Records from a collection of figures
::::::::

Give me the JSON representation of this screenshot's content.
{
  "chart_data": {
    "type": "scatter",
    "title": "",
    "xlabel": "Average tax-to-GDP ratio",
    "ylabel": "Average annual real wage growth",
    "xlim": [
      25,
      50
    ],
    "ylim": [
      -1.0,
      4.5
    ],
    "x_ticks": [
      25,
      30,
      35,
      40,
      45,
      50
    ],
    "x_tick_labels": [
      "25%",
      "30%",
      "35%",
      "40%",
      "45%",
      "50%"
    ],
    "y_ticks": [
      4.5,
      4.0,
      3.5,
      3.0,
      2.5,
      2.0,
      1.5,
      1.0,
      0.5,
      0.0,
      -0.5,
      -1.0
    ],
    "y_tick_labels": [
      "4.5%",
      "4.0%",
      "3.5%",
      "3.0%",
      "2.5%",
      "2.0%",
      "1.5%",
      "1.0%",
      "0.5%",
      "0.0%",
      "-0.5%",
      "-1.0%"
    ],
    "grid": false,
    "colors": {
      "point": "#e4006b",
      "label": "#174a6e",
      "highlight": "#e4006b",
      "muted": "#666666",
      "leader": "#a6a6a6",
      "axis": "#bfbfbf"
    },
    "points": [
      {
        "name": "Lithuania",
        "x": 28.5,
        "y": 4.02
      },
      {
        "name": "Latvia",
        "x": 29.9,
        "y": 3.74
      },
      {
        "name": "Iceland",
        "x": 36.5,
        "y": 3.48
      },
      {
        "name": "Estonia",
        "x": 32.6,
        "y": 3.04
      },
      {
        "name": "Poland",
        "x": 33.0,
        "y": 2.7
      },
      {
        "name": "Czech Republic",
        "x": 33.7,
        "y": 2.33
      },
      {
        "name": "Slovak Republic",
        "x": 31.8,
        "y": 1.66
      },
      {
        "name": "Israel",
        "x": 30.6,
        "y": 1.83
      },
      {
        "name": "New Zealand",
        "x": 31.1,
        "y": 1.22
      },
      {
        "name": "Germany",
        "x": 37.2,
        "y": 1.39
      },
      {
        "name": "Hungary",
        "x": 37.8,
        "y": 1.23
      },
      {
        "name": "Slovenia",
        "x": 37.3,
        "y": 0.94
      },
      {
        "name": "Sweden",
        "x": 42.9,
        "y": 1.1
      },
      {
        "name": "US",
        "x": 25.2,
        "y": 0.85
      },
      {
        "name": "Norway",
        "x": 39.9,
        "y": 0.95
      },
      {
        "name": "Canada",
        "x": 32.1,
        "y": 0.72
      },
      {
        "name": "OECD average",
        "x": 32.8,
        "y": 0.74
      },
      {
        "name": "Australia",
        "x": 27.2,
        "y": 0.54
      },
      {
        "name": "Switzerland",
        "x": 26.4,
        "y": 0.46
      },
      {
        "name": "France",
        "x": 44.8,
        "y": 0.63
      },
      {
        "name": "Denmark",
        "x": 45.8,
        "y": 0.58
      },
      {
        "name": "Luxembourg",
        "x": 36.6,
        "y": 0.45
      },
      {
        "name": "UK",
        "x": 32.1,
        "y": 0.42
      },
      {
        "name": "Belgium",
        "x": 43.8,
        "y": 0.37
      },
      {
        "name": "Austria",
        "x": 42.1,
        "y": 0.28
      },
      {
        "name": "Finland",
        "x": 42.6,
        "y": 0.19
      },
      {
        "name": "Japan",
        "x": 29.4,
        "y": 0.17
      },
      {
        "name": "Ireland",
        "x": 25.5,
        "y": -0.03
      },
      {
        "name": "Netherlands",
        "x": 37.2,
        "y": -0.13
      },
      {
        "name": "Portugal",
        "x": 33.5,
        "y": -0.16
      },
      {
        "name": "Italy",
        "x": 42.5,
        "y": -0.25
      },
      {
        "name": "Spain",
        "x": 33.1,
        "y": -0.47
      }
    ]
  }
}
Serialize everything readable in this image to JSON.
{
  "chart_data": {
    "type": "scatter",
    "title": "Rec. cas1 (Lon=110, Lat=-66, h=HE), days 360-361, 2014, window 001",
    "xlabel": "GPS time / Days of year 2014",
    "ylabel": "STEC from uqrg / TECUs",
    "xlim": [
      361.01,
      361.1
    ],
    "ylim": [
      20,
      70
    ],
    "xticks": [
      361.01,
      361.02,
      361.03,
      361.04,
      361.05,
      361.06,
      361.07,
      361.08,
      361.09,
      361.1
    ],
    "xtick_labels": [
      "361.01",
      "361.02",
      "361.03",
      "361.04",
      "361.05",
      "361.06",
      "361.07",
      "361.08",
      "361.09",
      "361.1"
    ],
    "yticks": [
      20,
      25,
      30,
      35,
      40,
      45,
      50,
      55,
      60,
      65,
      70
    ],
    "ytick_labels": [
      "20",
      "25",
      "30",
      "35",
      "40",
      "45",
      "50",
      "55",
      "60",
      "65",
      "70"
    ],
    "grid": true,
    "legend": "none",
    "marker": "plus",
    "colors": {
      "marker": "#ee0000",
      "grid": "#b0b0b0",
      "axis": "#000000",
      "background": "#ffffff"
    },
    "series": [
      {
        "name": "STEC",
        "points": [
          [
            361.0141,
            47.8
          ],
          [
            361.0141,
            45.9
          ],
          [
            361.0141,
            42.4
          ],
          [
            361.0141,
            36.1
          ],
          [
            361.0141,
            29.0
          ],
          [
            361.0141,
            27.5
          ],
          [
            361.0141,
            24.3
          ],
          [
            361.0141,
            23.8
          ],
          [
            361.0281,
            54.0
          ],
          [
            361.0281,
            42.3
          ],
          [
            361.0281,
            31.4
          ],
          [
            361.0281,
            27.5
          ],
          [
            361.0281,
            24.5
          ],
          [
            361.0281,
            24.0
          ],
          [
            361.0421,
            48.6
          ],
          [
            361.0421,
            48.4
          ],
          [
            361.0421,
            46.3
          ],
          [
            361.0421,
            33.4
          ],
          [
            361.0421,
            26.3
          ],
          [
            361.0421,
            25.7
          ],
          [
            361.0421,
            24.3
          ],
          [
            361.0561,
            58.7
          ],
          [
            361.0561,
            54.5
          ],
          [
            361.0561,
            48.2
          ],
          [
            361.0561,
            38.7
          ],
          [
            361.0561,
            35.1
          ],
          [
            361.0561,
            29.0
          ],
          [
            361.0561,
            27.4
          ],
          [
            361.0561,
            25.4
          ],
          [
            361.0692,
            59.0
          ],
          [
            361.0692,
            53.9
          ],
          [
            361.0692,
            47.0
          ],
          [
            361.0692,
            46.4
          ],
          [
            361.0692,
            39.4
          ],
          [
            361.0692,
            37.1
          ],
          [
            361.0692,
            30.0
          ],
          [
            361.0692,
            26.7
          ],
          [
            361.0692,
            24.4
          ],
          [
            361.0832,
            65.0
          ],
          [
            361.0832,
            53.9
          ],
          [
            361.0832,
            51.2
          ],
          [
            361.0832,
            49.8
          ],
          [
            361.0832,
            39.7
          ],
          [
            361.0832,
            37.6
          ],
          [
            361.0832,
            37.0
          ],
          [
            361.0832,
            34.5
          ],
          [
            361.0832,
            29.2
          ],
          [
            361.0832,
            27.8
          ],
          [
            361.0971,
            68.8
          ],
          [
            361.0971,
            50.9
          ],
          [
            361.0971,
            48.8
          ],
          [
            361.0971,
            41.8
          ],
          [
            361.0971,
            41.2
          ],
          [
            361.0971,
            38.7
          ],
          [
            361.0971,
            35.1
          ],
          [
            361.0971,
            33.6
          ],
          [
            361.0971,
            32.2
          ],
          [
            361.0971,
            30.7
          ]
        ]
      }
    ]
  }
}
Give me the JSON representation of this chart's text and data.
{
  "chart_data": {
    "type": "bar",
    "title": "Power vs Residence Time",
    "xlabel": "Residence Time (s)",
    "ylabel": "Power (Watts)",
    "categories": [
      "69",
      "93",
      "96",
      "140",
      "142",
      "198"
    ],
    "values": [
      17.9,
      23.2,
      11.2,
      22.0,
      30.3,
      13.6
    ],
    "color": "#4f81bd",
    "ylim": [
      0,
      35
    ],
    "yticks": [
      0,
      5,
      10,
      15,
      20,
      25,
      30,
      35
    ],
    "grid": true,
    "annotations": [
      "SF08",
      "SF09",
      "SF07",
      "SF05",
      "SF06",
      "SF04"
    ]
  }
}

::::::::

» **Short problem**
Reproduce the final stretch of the data above: every line from the one holding "Give me the JSON representation of this chart's" through the end, inclusive, exactly as written and nothing else.

» **Written reply**
Give me the JSON representation of this chart's text and data.
{
  "chart_data": {
    "type": "bar",
    "title": "Power vs Residence Time",
    "xlabel": "Residence Time (s)",
    "ylabel": "Power (Watts)",
    "categories": [
      "69",
      "93",
      "96",
      "140",
      "142",
      "198"
    ],
    "values": [
      17.9,
      23.2,
      11.2,
      22.0,
      30.3,
      13.6
    ],
    "color": "#4f81bd",
    "ylim": [
      0,
      35
    ],
    "yticks": [
      0,
      5,
      10,
      15,
      20,
      25,
      30,
      35
    ],
    "grid": true,
    "annotations": [
      "SF08",
      "SF09",
      "SF07",
      "SF05",
      "SF06",
      "SF04"
    ]
  }
}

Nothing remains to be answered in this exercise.